### RECORD EXCERPTS
__________________________________________________

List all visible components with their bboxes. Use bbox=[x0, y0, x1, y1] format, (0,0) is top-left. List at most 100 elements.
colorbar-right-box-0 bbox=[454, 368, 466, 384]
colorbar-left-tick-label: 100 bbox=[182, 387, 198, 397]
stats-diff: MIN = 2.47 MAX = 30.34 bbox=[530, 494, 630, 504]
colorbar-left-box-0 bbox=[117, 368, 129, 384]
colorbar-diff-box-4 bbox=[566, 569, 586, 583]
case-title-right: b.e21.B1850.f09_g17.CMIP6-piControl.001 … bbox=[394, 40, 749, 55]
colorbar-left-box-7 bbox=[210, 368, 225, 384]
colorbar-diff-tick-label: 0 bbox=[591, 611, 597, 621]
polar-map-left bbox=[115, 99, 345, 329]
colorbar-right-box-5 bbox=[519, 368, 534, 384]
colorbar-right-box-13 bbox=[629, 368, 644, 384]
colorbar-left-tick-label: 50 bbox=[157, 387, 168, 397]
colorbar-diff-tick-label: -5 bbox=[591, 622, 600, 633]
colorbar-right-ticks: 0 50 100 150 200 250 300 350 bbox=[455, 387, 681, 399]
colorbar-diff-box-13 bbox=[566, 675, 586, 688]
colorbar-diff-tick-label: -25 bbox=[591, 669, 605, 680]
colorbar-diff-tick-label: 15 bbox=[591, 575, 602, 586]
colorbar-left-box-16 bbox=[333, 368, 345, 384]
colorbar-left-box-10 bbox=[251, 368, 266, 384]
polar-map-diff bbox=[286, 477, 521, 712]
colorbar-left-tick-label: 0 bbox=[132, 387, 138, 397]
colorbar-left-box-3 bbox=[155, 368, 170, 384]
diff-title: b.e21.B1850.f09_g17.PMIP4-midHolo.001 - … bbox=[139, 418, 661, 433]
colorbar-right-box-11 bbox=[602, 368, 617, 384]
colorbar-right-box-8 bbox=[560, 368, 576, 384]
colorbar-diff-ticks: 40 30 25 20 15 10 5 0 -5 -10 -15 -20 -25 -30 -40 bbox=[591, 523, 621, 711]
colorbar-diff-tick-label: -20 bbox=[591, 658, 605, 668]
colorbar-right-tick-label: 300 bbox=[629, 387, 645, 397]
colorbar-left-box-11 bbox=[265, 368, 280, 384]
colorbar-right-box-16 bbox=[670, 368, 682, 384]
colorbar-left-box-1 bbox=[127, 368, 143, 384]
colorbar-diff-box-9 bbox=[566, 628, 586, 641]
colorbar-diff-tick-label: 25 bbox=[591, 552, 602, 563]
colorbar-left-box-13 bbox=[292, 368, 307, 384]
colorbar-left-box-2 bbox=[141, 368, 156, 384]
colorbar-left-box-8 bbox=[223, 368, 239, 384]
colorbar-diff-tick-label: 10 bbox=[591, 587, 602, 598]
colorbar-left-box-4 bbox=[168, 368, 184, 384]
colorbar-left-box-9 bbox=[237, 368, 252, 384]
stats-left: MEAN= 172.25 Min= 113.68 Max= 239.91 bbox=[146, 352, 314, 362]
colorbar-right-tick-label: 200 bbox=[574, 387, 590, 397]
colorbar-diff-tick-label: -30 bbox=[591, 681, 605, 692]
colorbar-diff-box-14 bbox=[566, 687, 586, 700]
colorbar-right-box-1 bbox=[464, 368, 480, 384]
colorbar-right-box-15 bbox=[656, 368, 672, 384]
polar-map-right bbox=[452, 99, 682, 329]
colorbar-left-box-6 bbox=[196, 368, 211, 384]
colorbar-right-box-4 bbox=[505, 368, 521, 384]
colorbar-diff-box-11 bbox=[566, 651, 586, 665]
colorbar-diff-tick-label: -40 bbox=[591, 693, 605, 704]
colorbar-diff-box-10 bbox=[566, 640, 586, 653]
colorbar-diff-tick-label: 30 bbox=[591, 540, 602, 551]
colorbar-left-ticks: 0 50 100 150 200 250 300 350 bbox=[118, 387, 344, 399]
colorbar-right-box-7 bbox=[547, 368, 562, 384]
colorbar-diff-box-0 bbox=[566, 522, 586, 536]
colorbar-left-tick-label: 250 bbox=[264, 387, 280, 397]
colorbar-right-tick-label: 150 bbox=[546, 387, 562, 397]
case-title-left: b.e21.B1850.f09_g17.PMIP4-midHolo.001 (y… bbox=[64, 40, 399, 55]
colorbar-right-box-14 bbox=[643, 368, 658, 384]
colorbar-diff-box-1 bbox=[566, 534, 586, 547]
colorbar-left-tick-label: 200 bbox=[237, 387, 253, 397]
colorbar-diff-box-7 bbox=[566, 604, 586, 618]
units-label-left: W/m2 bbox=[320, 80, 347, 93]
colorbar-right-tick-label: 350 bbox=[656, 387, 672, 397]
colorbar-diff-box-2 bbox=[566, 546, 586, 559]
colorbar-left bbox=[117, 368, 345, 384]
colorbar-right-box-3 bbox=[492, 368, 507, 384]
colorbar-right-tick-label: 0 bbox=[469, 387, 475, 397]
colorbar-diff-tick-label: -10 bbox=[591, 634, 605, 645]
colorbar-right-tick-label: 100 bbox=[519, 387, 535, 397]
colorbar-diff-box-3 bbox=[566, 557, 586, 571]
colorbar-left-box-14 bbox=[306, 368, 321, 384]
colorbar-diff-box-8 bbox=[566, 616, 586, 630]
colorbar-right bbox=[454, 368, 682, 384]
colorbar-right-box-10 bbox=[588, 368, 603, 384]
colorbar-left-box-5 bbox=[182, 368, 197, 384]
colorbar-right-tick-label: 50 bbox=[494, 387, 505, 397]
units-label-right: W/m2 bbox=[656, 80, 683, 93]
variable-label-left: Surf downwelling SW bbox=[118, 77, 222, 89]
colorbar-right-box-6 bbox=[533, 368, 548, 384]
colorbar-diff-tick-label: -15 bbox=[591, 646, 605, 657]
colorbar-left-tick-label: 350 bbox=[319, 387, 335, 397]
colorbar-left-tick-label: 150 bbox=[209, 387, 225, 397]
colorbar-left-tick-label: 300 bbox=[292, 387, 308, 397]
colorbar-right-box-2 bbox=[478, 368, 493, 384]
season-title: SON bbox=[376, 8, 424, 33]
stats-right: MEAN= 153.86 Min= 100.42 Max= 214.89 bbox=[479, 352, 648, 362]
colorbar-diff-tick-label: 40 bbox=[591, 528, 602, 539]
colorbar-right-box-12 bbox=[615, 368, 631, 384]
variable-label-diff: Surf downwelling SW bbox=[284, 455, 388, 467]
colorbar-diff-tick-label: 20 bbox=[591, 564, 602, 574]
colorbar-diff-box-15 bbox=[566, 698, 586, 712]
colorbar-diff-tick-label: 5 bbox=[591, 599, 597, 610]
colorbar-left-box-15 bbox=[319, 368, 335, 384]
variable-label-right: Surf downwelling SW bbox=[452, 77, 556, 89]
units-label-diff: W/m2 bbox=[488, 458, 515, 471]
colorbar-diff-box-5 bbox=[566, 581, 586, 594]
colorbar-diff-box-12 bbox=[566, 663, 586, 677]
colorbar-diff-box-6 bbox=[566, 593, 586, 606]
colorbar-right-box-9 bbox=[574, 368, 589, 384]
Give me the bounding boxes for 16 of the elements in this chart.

__________________________________________________

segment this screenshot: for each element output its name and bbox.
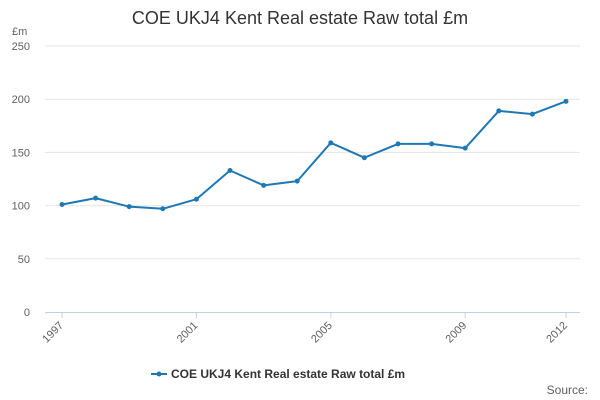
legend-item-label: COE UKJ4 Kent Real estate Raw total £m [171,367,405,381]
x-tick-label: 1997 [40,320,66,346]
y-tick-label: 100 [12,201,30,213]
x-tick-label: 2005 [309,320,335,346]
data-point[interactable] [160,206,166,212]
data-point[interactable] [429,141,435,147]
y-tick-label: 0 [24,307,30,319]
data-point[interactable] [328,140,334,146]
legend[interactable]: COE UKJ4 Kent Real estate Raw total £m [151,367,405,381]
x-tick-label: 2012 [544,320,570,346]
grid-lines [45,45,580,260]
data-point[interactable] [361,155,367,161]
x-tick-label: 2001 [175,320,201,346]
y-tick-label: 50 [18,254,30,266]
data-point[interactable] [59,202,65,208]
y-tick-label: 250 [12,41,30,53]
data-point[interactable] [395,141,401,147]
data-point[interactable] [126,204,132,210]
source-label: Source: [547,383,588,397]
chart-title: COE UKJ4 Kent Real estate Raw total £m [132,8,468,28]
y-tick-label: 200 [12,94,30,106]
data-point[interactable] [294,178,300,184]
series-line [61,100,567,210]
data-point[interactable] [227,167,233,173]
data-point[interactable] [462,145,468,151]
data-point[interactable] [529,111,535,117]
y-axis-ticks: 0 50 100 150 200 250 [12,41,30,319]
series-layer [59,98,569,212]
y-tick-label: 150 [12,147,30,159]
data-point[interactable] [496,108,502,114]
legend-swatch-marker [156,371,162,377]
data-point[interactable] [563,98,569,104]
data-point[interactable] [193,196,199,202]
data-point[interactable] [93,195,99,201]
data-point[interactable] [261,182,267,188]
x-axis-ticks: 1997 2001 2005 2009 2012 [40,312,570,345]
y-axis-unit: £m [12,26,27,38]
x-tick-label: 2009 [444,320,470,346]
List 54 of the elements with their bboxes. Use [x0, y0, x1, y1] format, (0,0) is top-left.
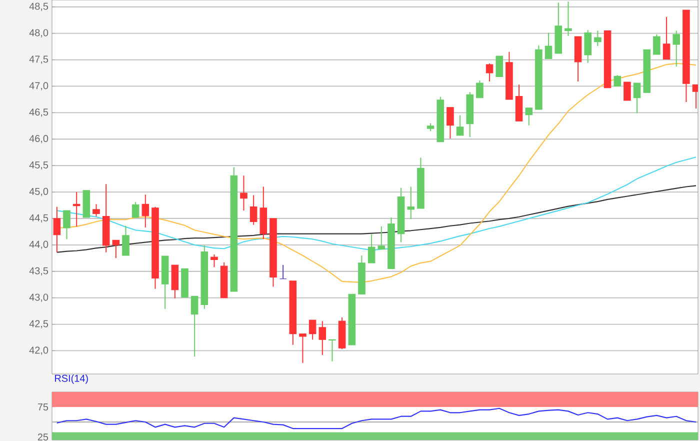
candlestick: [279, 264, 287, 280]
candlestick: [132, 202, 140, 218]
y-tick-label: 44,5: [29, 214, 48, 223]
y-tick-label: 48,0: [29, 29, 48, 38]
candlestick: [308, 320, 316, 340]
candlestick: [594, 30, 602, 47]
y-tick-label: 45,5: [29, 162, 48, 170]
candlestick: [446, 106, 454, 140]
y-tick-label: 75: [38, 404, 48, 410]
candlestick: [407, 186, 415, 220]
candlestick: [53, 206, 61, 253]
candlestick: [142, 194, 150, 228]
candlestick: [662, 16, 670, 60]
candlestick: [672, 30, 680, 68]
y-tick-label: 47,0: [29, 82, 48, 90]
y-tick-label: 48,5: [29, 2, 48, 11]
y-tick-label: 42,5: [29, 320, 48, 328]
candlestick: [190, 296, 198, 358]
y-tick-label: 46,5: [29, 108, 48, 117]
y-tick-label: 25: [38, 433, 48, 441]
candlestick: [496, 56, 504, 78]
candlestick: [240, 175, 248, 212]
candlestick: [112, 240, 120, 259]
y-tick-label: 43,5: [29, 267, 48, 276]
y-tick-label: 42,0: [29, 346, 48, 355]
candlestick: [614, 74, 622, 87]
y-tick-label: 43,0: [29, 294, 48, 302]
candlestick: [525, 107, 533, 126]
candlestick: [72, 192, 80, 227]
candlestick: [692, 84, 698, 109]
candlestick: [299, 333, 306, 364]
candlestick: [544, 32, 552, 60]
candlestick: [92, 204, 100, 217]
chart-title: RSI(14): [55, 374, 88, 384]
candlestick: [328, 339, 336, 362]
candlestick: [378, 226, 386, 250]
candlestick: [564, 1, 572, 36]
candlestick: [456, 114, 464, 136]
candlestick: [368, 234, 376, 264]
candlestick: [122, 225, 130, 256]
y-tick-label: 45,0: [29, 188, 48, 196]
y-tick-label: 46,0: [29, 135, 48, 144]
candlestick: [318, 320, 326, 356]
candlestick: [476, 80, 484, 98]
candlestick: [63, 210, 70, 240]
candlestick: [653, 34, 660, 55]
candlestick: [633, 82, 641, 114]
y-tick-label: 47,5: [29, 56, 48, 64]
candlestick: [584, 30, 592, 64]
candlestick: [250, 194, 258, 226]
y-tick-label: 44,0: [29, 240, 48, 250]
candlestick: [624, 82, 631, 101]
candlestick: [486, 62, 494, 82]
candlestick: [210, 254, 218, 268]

__________________________________________________

### AIM
Duplicate the part of the records above that opens with the line containing "List all visible" and closes with the line containing "colorbar-left-box-4 bbox=[168, 368, 184, 384]".

### FULL RESPONSE
List all visible components with their bboxes. Use bbox=[x0, y0, x1, y1] format, (0,0) is top-left. List at most 100 elements.
colorbar-right-box-0 bbox=[454, 368, 466, 384]
colorbar-left-tick-label: 100 bbox=[182, 387, 198, 397]
stats-diff: MIN = 2.47 MAX = 30.34 bbox=[530, 494, 630, 504]
colorbar-left-box-0 bbox=[117, 368, 129, 384]
colorbar-diff-box-4 bbox=[566, 569, 586, 583]
case-title-right: b.e21.B1850.f09_g17.CMIP6-piControl.001 … bbox=[394, 40, 749, 55]
colorbar-left-box-7 bbox=[210, 368, 225, 384]
colorbar-diff-tick-label: 0 bbox=[591, 611, 597, 621]
polar-map-left bbox=[115, 99, 345, 329]
colorbar-right-box-5 bbox=[519, 368, 534, 384]
colorbar-right-box-13 bbox=[629, 368, 644, 384]
colorbar-left-tick-label: 50 bbox=[157, 387, 168, 397]
colorbar-diff-tick-label: -5 bbox=[591, 622, 600, 633]
colorbar-right-ticks: 0 50 100 150 200 250 300 350 bbox=[455, 387, 681, 399]
colorbar-diff-box-13 bbox=[566, 675, 586, 688]
colorbar-diff-tick-label: -25 bbox=[591, 669, 605, 680]
colorbar-diff-tick-label: 15 bbox=[591, 575, 602, 586]
colorbar-left-box-16 bbox=[333, 368, 345, 384]
colorbar-left-box-10 bbox=[251, 368, 266, 384]
polar-map-diff bbox=[286, 477, 521, 712]
colorbar-left-tick-label: 0 bbox=[132, 387, 138, 397]
colorbar-left-box-3 bbox=[155, 368, 170, 384]
diff-title: b.e21.B1850.f09_g17.PMIP4-midHolo.001 - … bbox=[139, 418, 661, 433]
colorbar-right-box-11 bbox=[602, 368, 617, 384]
colorbar-right-box-8 bbox=[560, 368, 576, 384]
colorbar-diff-ticks: 40 30 25 20 15 10 5 0 -5 -10 -15 -20 -25 -30 -40 bbox=[591, 523, 621, 711]
colorbar-diff-tick-label: -20 bbox=[591, 658, 605, 668]
colorbar-right-tick-label: 300 bbox=[629, 387, 645, 397]
colorbar-left-box-11 bbox=[265, 368, 280, 384]
colorbar-right-box-16 bbox=[670, 368, 682, 384]
colorbar-left-box-1 bbox=[127, 368, 143, 384]
colorbar-diff-box-9 bbox=[566, 628, 586, 641]
colorbar-diff-tick-label: 25 bbox=[591, 552, 602, 563]
colorbar-left-box-13 bbox=[292, 368, 307, 384]
colorbar-left-box-2 bbox=[141, 368, 156, 384]
colorbar-left-box-8 bbox=[223, 368, 239, 384]
colorbar-diff-tick-label: 10 bbox=[591, 587, 602, 598]
colorbar-left-box-4 bbox=[168, 368, 184, 384]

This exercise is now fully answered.